[BEGIN Records provided]
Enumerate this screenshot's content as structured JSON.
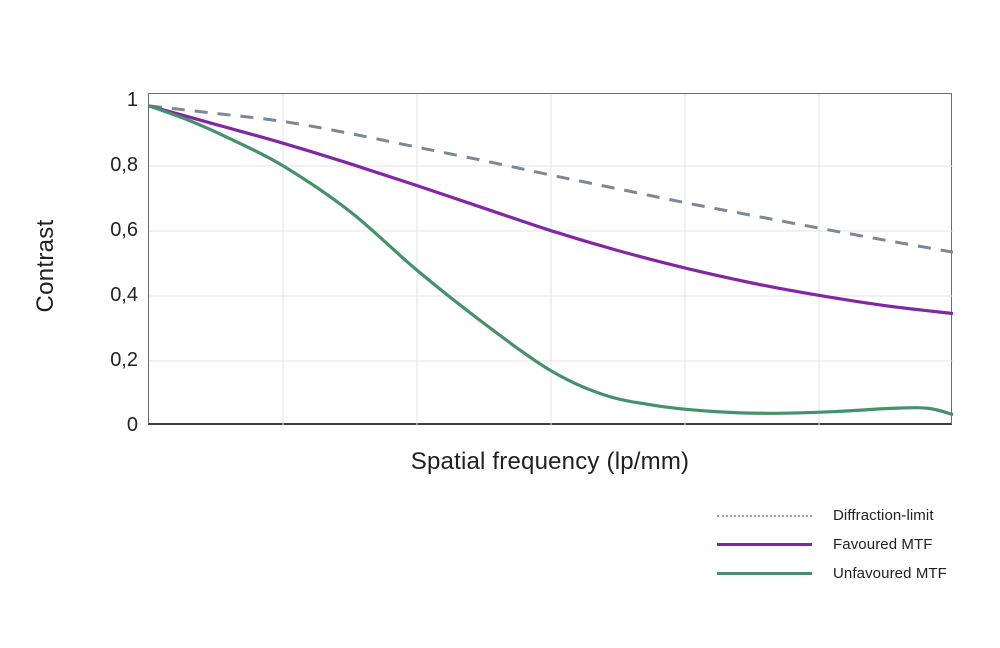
{
  "page": {
    "background": "#ffffff"
  },
  "chart_data": {
    "type": "line",
    "title": "",
    "xlabel": "Spatial frequency (lp/mm)",
    "ylabel": "Contrast",
    "xlim": [
      0,
      1
    ],
    "ylim": [
      0,
      1.02
    ],
    "grid": true,
    "x_divisions": 6,
    "x_tick_labels": [],
    "y_ticks": [
      {
        "value": 1.0,
        "label": "1"
      },
      {
        "value": 0.8,
        "label": "0,8"
      },
      {
        "value": 0.6,
        "label": "0,6"
      },
      {
        "value": 0.4,
        "label": "0,4"
      },
      {
        "value": 0.2,
        "label": "0,2"
      },
      {
        "value": 0.0,
        "label": "0"
      }
    ],
    "colors": {
      "gridline": "#e3e3e3",
      "frame": "#6b6b6b",
      "diffraction": "#7e8795",
      "favoured": "#8227a3",
      "unfavoured": "#45916c",
      "legend_dot_gray": "#9aa0a6"
    },
    "legend_position": "bottom-right",
    "series": [
      {
        "name": "Diffraction-limit",
        "slug": "diffraction-limit",
        "color": "#7e8795",
        "line_style": "dashed",
        "legend_style": "dotted",
        "points": [
          [
            0,
            0.985
          ],
          [
            0.083,
            0.962
          ],
          [
            0.167,
            0.937
          ],
          [
            0.25,
            0.9
          ],
          [
            0.333,
            0.858
          ],
          [
            0.417,
            0.816
          ],
          [
            0.5,
            0.772
          ],
          [
            0.583,
            0.73
          ],
          [
            0.667,
            0.687
          ],
          [
            0.75,
            0.648
          ],
          [
            0.833,
            0.609
          ],
          [
            0.917,
            0.571
          ],
          [
            1,
            0.535
          ]
        ]
      },
      {
        "name": "Favoured MTF",
        "slug": "favoured-mtf",
        "color": "#8227a3",
        "line_style": "solid",
        "legend_style": "solid",
        "points": [
          [
            0,
            0.985
          ],
          [
            0.083,
            0.928
          ],
          [
            0.167,
            0.87
          ],
          [
            0.25,
            0.807
          ],
          [
            0.333,
            0.74
          ],
          [
            0.417,
            0.67
          ],
          [
            0.5,
            0.601
          ],
          [
            0.583,
            0.54
          ],
          [
            0.667,
            0.486
          ],
          [
            0.75,
            0.44
          ],
          [
            0.833,
            0.402
          ],
          [
            0.917,
            0.37
          ],
          [
            1,
            0.346
          ]
        ]
      },
      {
        "name": "Unfavoured MTF",
        "slug": "unfavoured-mtf",
        "color": "#45916c",
        "line_style": "solid",
        "legend_style": "solid",
        "points": [
          [
            0,
            0.985
          ],
          [
            0.05,
            0.94
          ],
          [
            0.1,
            0.885
          ],
          [
            0.167,
            0.8
          ],
          [
            0.25,
            0.66
          ],
          [
            0.333,
            0.48
          ],
          [
            0.417,
            0.315
          ],
          [
            0.5,
            0.17
          ],
          [
            0.567,
            0.095
          ],
          [
            0.633,
            0.062
          ],
          [
            0.7,
            0.045
          ],
          [
            0.77,
            0.039
          ],
          [
            0.85,
            0.044
          ],
          [
            0.93,
            0.055
          ],
          [
            0.97,
            0.054
          ],
          [
            1,
            0.035
          ]
        ]
      }
    ]
  }
}
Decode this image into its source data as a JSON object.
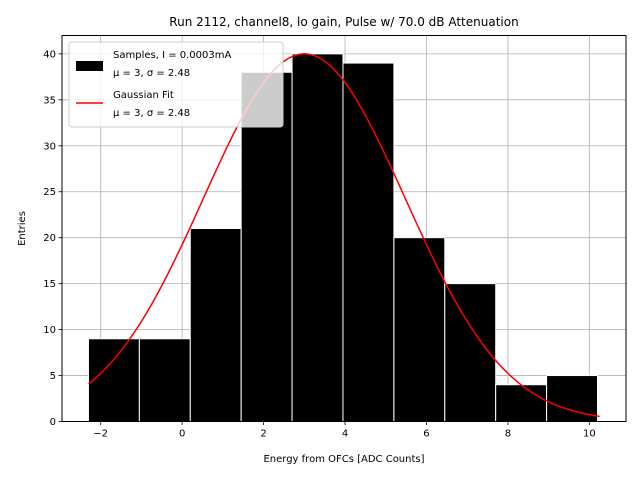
{
  "chart_data": {
    "type": "bar",
    "title": "Run 2112, channel8, lo gain, Pulse w/ 70.0 dB Attenuation",
    "xlabel": "Energy from OFCs [ADC Counts]",
    "ylabel": "Entries",
    "xlim": [
      -2.95,
      10.9
    ],
    "ylim": [
      0,
      42
    ],
    "xticks": [
      -2,
      0,
      2,
      4,
      6,
      8,
      10
    ],
    "yticks": [
      0,
      5,
      10,
      15,
      20,
      25,
      30,
      35,
      40
    ],
    "grid": true,
    "legend_position": "top-left",
    "bins": [
      {
        "x0": -2.3,
        "x1": -1.05,
        "count": 9
      },
      {
        "x0": -1.05,
        "x1": 0.2,
        "count": 9
      },
      {
        "x0": 0.2,
        "x1": 1.45,
        "count": 21
      },
      {
        "x0": 1.45,
        "x1": 2.7,
        "count": 38
      },
      {
        "x0": 2.7,
        "x1": 3.95,
        "count": 40
      },
      {
        "x0": 3.95,
        "x1": 5.2,
        "count": 39
      },
      {
        "x0": 5.2,
        "x1": 6.45,
        "count": 20
      },
      {
        "x0": 6.45,
        "x1": 7.7,
        "count": 15
      },
      {
        "x0": 7.7,
        "x1": 8.95,
        "count": 4
      },
      {
        "x0": 8.95,
        "x1": 10.2,
        "count": 5
      }
    ],
    "series": [
      {
        "name": "Samples, I = 0.0003mA",
        "stats": "μ = 3, σ = 2.48",
        "kind": "histogram",
        "color": "#000000"
      },
      {
        "name": "Gaussian Fit",
        "stats": "μ = 3, σ = 2.48",
        "kind": "line",
        "color": "#ff0000",
        "mu": 3,
        "sigma": 2.48,
        "amplitude": 40,
        "x_range": [
          -2.3,
          10.25
        ]
      }
    ]
  }
}
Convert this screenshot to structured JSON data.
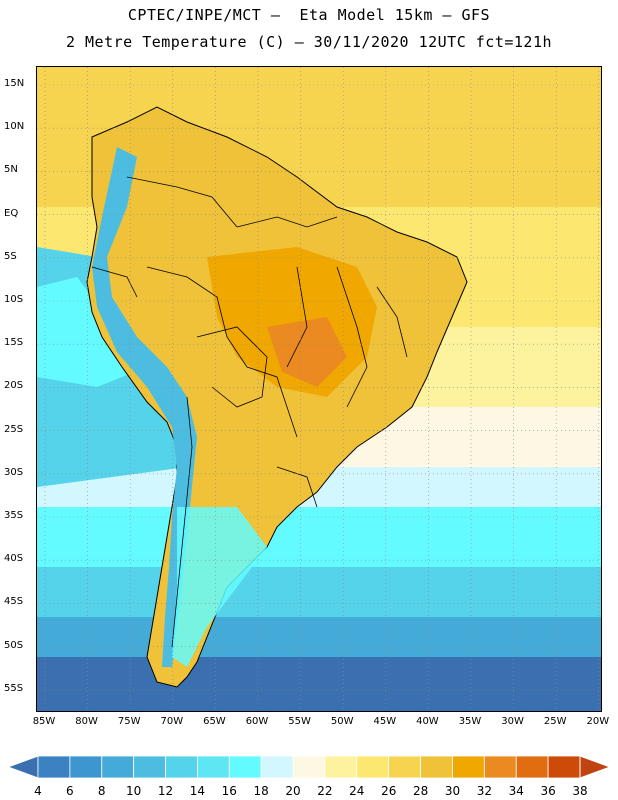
{
  "header": {
    "line1": "CPTEC/INPE/MCT –  Eta Model 15km – GFS",
    "line2": "2 Metre Temperature (C) – 30/11/2020 12UTC fct=121h"
  },
  "map": {
    "lat_labels": [
      "15N",
      "10N",
      "5N",
      "EQ",
      "5S",
      "10S",
      "15S",
      "20S",
      "25S",
      "30S",
      "35S",
      "40S",
      "45S",
      "50S",
      "55S"
    ],
    "lon_labels": [
      "85W",
      "80W",
      "75W",
      "70W",
      "65W",
      "60W",
      "55W",
      "50W",
      "45W",
      "40W",
      "35W",
      "30W",
      "25W",
      "20W"
    ]
  },
  "legend": {
    "labels": [
      "4",
      "6",
      "8",
      "10",
      "12",
      "14",
      "16",
      "18",
      "20",
      "22",
      "24",
      "26",
      "28",
      "30",
      "32",
      "34",
      "36",
      "38"
    ],
    "colors": [
      "#3a6fb0",
      "#3a82c2",
      "#3d96cf",
      "#44aad8",
      "#4cbde0",
      "#55d3ea",
      "#5fe6f3",
      "#63fbff",
      "#d2f7ff",
      "#fdf8e4",
      "#fdf39e",
      "#fce770",
      "#f6d44f",
      "#f0c23a",
      "#f0a800",
      "#ea8a20",
      "#e06d10",
      "#cc4b08",
      "#bf4410"
    ]
  }
}
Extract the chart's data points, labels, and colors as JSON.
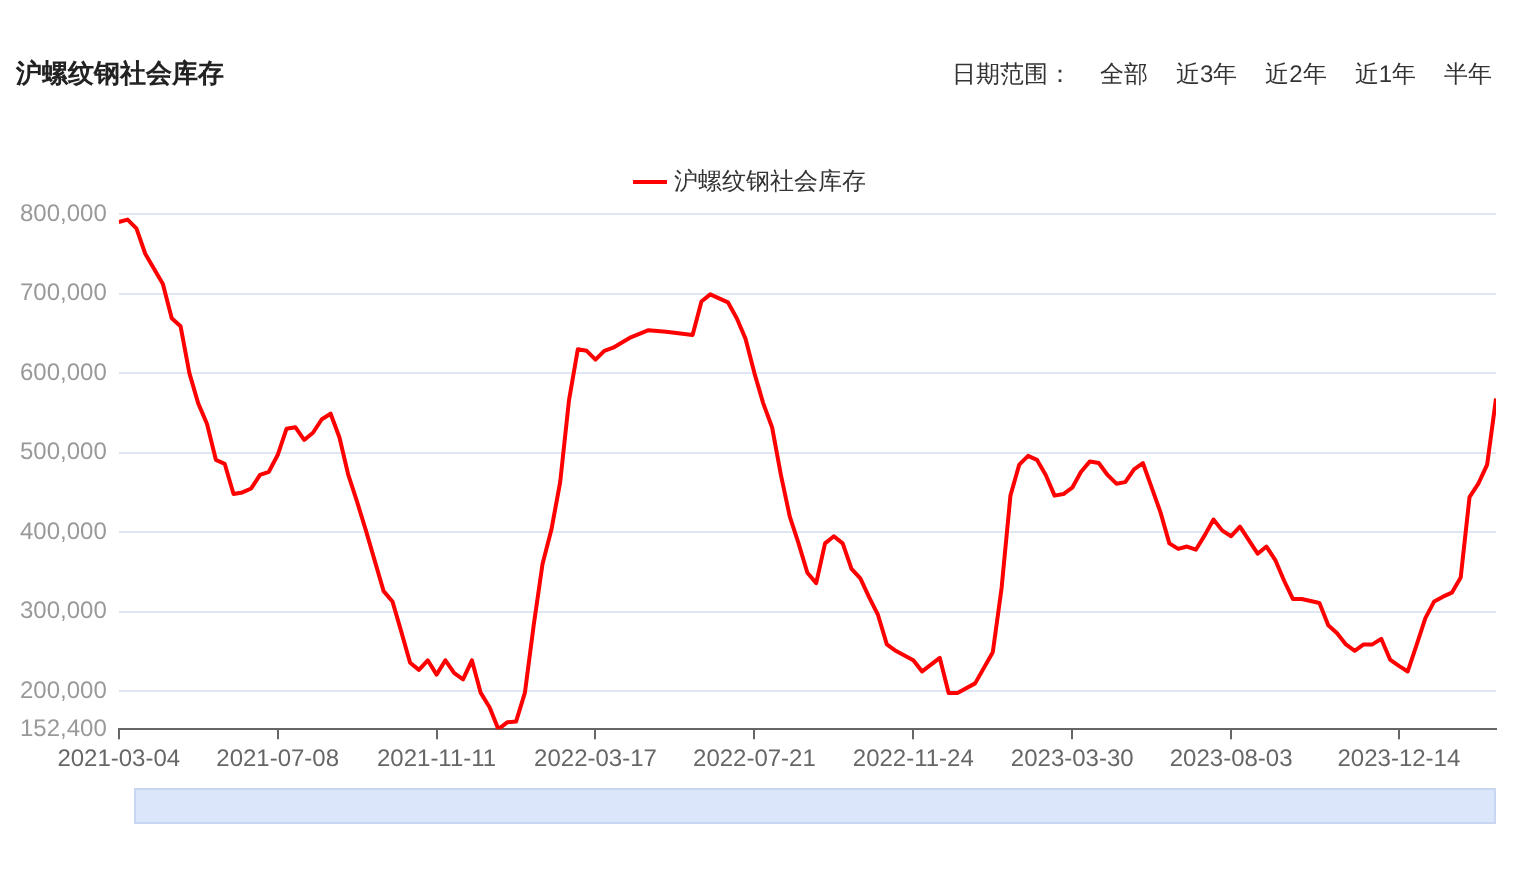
[END Records provided]
### Given problem
Reproduce the whole listing above word for word, but not its pictures.

### Exercise result
Enumerate this screenshot's content as structured JSON.
{
  "page": {
    "background": "#ffffff"
  },
  "chart_data": {
    "type": "line",
    "title": "",
    "xlabel": "Spatial frequency (lp/mm)",
    "ylabel": "Contrast",
    "xlim": [
      0,
      1
    ],
    "ylim": [
      0,
      1.02
    ],
    "grid": true,
    "x_divisions": 6,
    "x_tick_labels": [],
    "y_ticks": [
      {
        "value": 1.0,
        "label": "1"
      },
      {
        "value": 0.8,
        "label": "0,8"
      },
      {
        "value": 0.6,
        "label": "0,6"
      },
      {
        "value": 0.4,
        "label": "0,4"
      },
      {
        "value": 0.2,
        "label": "0,2"
      },
      {
        "value": 0.0,
        "label": "0"
      }
    ],
    "colors": {
      "gridline": "#e3e3e3",
      "frame": "#6b6b6b",
      "diffraction": "#7e8795",
      "favoured": "#8227a3",
      "unfavoured": "#45916c",
      "legend_dot_gray": "#9aa0a6"
    },
    "legend_position": "bottom-right",
    "series": [
      {
        "name": "Diffraction-limit",
        "slug": "diffraction-limit",
        "color": "#7e8795",
        "line_style": "dashed",
        "legend_style": "dotted",
        "points": [
          [
            0,
            0.985
          ],
          [
            0.083,
            0.962
          ],
          [
            0.167,
            0.937
          ],
          [
            0.25,
            0.9
          ],
          [
            0.333,
            0.858
          ],
          [
            0.417,
            0.816
          ],
          [
            0.5,
            0.772
          ],
          [
            0.583,
            0.73
          ],
          [
            0.667,
            0.687
          ],
          [
            0.75,
            0.648
          ],
          [
            0.833,
            0.609
          ],
          [
            0.917,
            0.571
          ],
          [
            1,
            0.535
          ]
        ]
      },
      {
        "name": "Favoured MTF",
        "slug": "favoured-mtf",
        "color": "#8227a3",
        "line_style": "solid",
        "legend_style": "solid",
        "points": [
          [
            0,
            0.985
          ],
          [
            0.083,
            0.928
          ],
          [
            0.167,
            0.87
          ],
          [
            0.25,
            0.807
          ],
          [
            0.333,
            0.74
          ],
          [
            0.417,
            0.67
          ],
          [
            0.5,
            0.601
          ],
          [
            0.583,
            0.54
          ],
          [
            0.667,
            0.486
          ],
          [
            0.75,
            0.44
          ],
          [
            0.833,
            0.402
          ],
          [
            0.917,
            0.37
          ],
          [
            1,
            0.346
          ]
        ]
      },
      {
        "name": "Unfavoured MTF",
        "slug": "unfavoured-mtf",
        "color": "#45916c",
        "line_style": "solid",
        "legend_style": "solid",
        "points": [
          [
            0,
            0.985
          ],
          [
            0.05,
            0.94
          ],
          [
            0.1,
            0.885
          ],
          [
            0.167,
            0.8
          ],
          [
            0.25,
            0.66
          ],
          [
            0.333,
            0.48
          ],
          [
            0.417,
            0.315
          ],
          [
            0.5,
            0.17
          ],
          [
            0.567,
            0.095
          ],
          [
            0.633,
            0.062
          ],
          [
            0.7,
            0.045
          ],
          [
            0.77,
            0.039
          ],
          [
            0.85,
            0.044
          ],
          [
            0.93,
            0.055
          ],
          [
            0.97,
            0.054
          ],
          [
            1,
            0.035
          ]
        ]
      }
    ]
  }
}
Decode this image into its source data as a JSON object.
{
  "chart_data": {
    "type": "bar",
    "title": "Run 2112, channel8, lo gain, Pulse w/ 70.0 dB Attenuation",
    "xlabel": "Energy from OFCs [ADC Counts]",
    "ylabel": "Entries",
    "xlim": [
      -2.95,
      10.9
    ],
    "ylim": [
      0,
      42
    ],
    "xticks": [
      -2,
      0,
      2,
      4,
      6,
      8,
      10
    ],
    "yticks": [
      0,
      5,
      10,
      15,
      20,
      25,
      30,
      35,
      40
    ],
    "grid": true,
    "legend_position": "top-left",
    "bins": [
      {
        "x0": -2.3,
        "x1": -1.05,
        "count": 9
      },
      {
        "x0": -1.05,
        "x1": 0.2,
        "count": 9
      },
      {
        "x0": 0.2,
        "x1": 1.45,
        "count": 21
      },
      {
        "x0": 1.45,
        "x1": 2.7,
        "count": 38
      },
      {
        "x0": 2.7,
        "x1": 3.95,
        "count": 40
      },
      {
        "x0": 3.95,
        "x1": 5.2,
        "count": 39
      },
      {
        "x0": 5.2,
        "x1": 6.45,
        "count": 20
      },
      {
        "x0": 6.45,
        "x1": 7.7,
        "count": 15
      },
      {
        "x0": 7.7,
        "x1": 8.95,
        "count": 4
      },
      {
        "x0": 8.95,
        "x1": 10.2,
        "count": 5
      }
    ],
    "series": [
      {
        "name": "Samples, I = 0.0003mA",
        "stats": "μ = 3, σ = 2.48",
        "kind": "histogram",
        "color": "#000000"
      },
      {
        "name": "Gaussian Fit",
        "stats": "μ = 3, σ = 2.48",
        "kind": "line",
        "color": "#ff0000",
        "mu": 3,
        "sigma": 2.48,
        "amplitude": 40,
        "x_range": [
          -2.3,
          10.25
        ]
      }
    ]
  }
}
Convert this screenshot to structured JSON data.
{
  "header": {
    "line1": "CPTEC/INPE/MCT –  Eta Model 15km – GFS",
    "line2": "2 Metre Temperature (C) – 30/11/2020 12UTC fct=121h"
  },
  "map": {
    "lat_labels": [
      "15N",
      "10N",
      "5N",
      "EQ",
      "5S",
      "10S",
      "15S",
      "20S",
      "25S",
      "30S",
      "35S",
      "40S",
      "45S",
      "50S",
      "55S"
    ],
    "lon_labels": [
      "85W",
      "80W",
      "75W",
      "70W",
      "65W",
      "60W",
      "55W",
      "50W",
      "45W",
      "40W",
      "35W",
      "30W",
      "25W",
      "20W"
    ]
  },
  "legend": {
    "labels": [
      "4",
      "6",
      "8",
      "10",
      "12",
      "14",
      "16",
      "18",
      "20",
      "22",
      "24",
      "26",
      "28",
      "30",
      "32",
      "34",
      "36",
      "38"
    ],
    "colors": [
      "#3a6fb0",
      "#3a82c2",
      "#3d96cf",
      "#44aad8",
      "#4cbde0",
      "#55d3ea",
      "#5fe6f3",
      "#63fbff",
      "#d2f7ff",
      "#fdf8e4",
      "#fdf39e",
      "#fce770",
      "#f6d44f",
      "#f0c23a",
      "#f0a800",
      "#ea8a20",
      "#e06d10",
      "#cc4b08",
      "#bf4410"
    ]
  }
}
Extract the chart's data points, labels, and colors as JSON.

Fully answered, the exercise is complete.